=== CHALLENGE ===
Output the material exactly, but drop every image it holds.

Dataset entries:
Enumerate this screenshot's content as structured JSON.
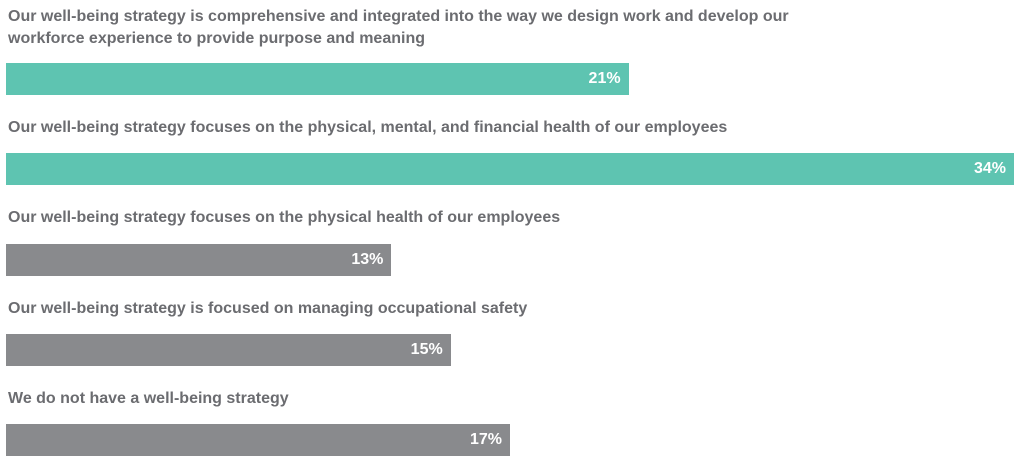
{
  "chart_data": {
    "type": "bar",
    "orientation": "horizontal",
    "categories": [
      "Our well-being strategy is comprehensive and integrated into the way we design work and develop our workforce experience to provide purpose and meaning",
      "Our well-being strategy focuses on the physical, mental, and financial health of our employees",
      "Our well-being strategy focuses on the physical health of our employees",
      "Our well-being strategy is focused on managing occupational safety",
      "We do not have a well-being strategy"
    ],
    "values": [
      21,
      34,
      13,
      15,
      17
    ],
    "value_labels": [
      "21%",
      "34%",
      "13%",
      "15%",
      "17%"
    ],
    "colors": [
      "#5ec4b1",
      "#5ec4b1",
      "#898a8d",
      "#898a8d",
      "#898a8d"
    ]
  }
}
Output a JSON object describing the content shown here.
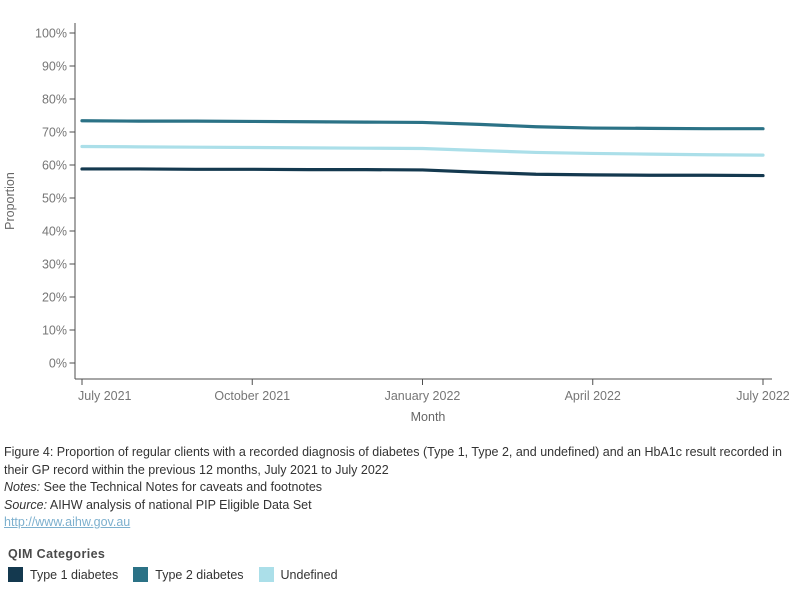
{
  "figure": {
    "caption": "Figure 4: Proportion of regular clients with a recorded diagnosis of diabetes (Type 1, Type 2, and undefined) and an HbA1c result recorded in their GP record within the previous 12 months, July 2021 to July 2022",
    "notes_label": "Notes:",
    "notes_text": " See the Technical Notes for caveats and footnotes",
    "source_label": "Source:",
    "source_text": " AIHW analysis of national PIP Eligible Data Set",
    "link": "http://www.aihw.gov.au",
    "link_color": "#7db0ce"
  },
  "legend": {
    "title": "QIM Categories",
    "items": [
      {
        "label": "Type 1 diabetes",
        "color": "#14394f"
      },
      {
        "label": "Type 2 diabetes",
        "color": "#2b7286"
      },
      {
        "label": "Undefined",
        "color": "#abdfe9"
      }
    ]
  },
  "chart_data": {
    "type": "line",
    "title": "",
    "xlabel": "Month",
    "ylabel": "Proportion",
    "ylim": [
      0,
      100
    ],
    "y_tick_step": 10,
    "y_tick_suffix": "%",
    "grid": false,
    "legend_position": "bottom",
    "x": [
      "July 2021",
      "August 2021",
      "September 2021",
      "October 2021",
      "November 2021",
      "December 2021",
      "January 2022",
      "February 2022",
      "March 2022",
      "April 2022",
      "May 2022",
      "June 2022",
      "July 2022"
    ],
    "x_tick_indices": [
      0,
      3,
      6,
      9,
      12
    ],
    "x_tick_labels": [
      "July 2021",
      "October 2021",
      "January 2022",
      "April 2022",
      "July 2022"
    ],
    "series": [
      {
        "name": "Type 1 diabetes",
        "color": "#14394f",
        "values": [
          58.8,
          58.8,
          58.7,
          58.7,
          58.6,
          58.6,
          58.5,
          57.8,
          57.2,
          57.0,
          56.9,
          56.9,
          56.8
        ]
      },
      {
        "name": "Type 2 diabetes",
        "color": "#2b7286",
        "values": [
          73.4,
          73.3,
          73.3,
          73.2,
          73.1,
          73.0,
          72.9,
          72.3,
          71.6,
          71.2,
          71.1,
          71.0,
          71.0
        ]
      },
      {
        "name": "Undefined",
        "color": "#abdfe9",
        "values": [
          65.6,
          65.5,
          65.4,
          65.3,
          65.2,
          65.1,
          65.0,
          64.4,
          63.8,
          63.5,
          63.3,
          63.1,
          63.0
        ]
      }
    ]
  }
}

=== ANSWER FOR THIS EXERCISE ===
Enumerate this screenshot's content as structured JSON.
{
  "chart_data": {
    "type": "bar",
    "orientation": "horizontal",
    "categories": [
      "Our well-being strategy is comprehensive and integrated into the way we design work and develop our workforce experience to provide purpose and meaning",
      "Our well-being strategy focuses on the physical, mental, and financial health of our employees",
      "Our well-being strategy focuses on the physical health of our employees",
      "Our well-being strategy is focused on managing occupational safety",
      "We do not have a well-being strategy"
    ],
    "values": [
      21,
      34,
      13,
      15,
      17
    ],
    "value_labels": [
      "21%",
      "34%",
      "13%",
      "15%",
      "17%"
    ],
    "colors": [
      "#5ec4b1",
      "#5ec4b1",
      "#898a8d",
      "#898a8d",
      "#898a8d"
    ]
  }
}
Output a JSON object describing the content shown here.
{
  "figure": {
    "caption": "Figure 4: Proportion of regular clients with a recorded diagnosis of diabetes (Type 1, Type 2, and undefined) and an HbA1c result recorded in their GP record within the previous 12 months, July 2021 to July 2022",
    "notes_label": "Notes:",
    "notes_text": " See the Technical Notes for caveats and footnotes",
    "source_label": "Source:",
    "source_text": " AIHW analysis of national PIP Eligible Data Set",
    "link": "http://www.aihw.gov.au",
    "link_color": "#7db0ce"
  },
  "legend": {
    "title": "QIM Categories",
    "items": [
      {
        "label": "Type 1 diabetes",
        "color": "#14394f"
      },
      {
        "label": "Type 2 diabetes",
        "color": "#2b7286"
      },
      {
        "label": "Undefined",
        "color": "#abdfe9"
      }
    ]
  },
  "chart_data": {
    "type": "line",
    "title": "",
    "xlabel": "Month",
    "ylabel": "Proportion",
    "ylim": [
      0,
      100
    ],
    "y_tick_step": 10,
    "y_tick_suffix": "%",
    "grid": false,
    "legend_position": "bottom",
    "x": [
      "July 2021",
      "August 2021",
      "September 2021",
      "October 2021",
      "November 2021",
      "December 2021",
      "January 2022",
      "February 2022",
      "March 2022",
      "April 2022",
      "May 2022",
      "June 2022",
      "July 2022"
    ],
    "x_tick_indices": [
      0,
      3,
      6,
      9,
      12
    ],
    "x_tick_labels": [
      "July 2021",
      "October 2021",
      "January 2022",
      "April 2022",
      "July 2022"
    ],
    "series": [
      {
        "name": "Type 1 diabetes",
        "color": "#14394f",
        "values": [
          58.8,
          58.8,
          58.7,
          58.7,
          58.6,
          58.6,
          58.5,
          57.8,
          57.2,
          57.0,
          56.9,
          56.9,
          56.8
        ]
      },
      {
        "name": "Type 2 diabetes",
        "color": "#2b7286",
        "values": [
          73.4,
          73.3,
          73.3,
          73.2,
          73.1,
          73.0,
          72.9,
          72.3,
          71.6,
          71.2,
          71.1,
          71.0,
          71.0
        ]
      },
      {
        "name": "Undefined",
        "color": "#abdfe9",
        "values": [
          65.6,
          65.5,
          65.4,
          65.3,
          65.2,
          65.1,
          65.0,
          64.4,
          63.8,
          63.5,
          63.3,
          63.1,
          63.0
        ]
      }
    ]
  }
}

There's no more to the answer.